╭──

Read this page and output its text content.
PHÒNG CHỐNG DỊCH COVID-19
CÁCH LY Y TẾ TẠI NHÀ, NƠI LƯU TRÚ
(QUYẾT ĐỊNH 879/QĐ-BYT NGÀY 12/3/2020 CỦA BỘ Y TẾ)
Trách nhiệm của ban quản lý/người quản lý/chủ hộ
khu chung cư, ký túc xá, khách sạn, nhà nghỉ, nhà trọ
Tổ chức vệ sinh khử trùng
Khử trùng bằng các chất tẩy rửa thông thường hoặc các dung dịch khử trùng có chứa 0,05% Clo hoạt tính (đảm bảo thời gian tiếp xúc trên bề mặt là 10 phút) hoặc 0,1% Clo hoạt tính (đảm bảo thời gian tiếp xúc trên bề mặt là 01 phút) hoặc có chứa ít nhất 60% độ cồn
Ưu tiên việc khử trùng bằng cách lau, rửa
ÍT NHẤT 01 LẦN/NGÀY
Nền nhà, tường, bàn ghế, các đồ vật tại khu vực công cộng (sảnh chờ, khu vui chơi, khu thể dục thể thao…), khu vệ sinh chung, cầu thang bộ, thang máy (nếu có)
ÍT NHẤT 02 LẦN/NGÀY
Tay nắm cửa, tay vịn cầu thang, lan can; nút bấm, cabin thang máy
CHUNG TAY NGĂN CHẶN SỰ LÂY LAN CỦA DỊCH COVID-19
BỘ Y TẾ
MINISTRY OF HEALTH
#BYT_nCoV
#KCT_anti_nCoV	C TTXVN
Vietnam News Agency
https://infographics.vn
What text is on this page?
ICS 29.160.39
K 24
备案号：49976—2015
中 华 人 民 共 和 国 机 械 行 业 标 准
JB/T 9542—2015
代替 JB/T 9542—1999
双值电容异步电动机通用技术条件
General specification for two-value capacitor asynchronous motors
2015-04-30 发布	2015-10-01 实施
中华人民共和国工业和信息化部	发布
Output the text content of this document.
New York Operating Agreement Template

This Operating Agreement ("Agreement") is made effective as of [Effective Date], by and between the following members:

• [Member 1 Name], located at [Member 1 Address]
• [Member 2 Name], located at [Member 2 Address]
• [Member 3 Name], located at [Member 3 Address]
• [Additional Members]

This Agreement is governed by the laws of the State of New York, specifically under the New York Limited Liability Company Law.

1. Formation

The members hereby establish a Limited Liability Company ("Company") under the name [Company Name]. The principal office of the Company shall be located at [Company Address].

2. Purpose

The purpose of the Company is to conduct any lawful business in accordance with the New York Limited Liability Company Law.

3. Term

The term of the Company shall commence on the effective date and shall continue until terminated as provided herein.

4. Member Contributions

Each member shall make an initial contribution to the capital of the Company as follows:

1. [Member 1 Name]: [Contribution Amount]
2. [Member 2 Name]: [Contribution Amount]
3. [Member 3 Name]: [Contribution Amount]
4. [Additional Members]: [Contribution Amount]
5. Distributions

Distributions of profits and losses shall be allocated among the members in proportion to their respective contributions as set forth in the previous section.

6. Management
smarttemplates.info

╰──

▶ _AIM OF THE TASK_:
Where a line of the data holds "York", show that line.

▶ _RESULT_:
New York Operating Agreement Template
This Agreement is governed by the laws of the State of New York, specifically under the New York Limited Liability Company Law.
The purpose of the Company is to conduct any lawful business in accordance with the New York Limited Liability Company Law.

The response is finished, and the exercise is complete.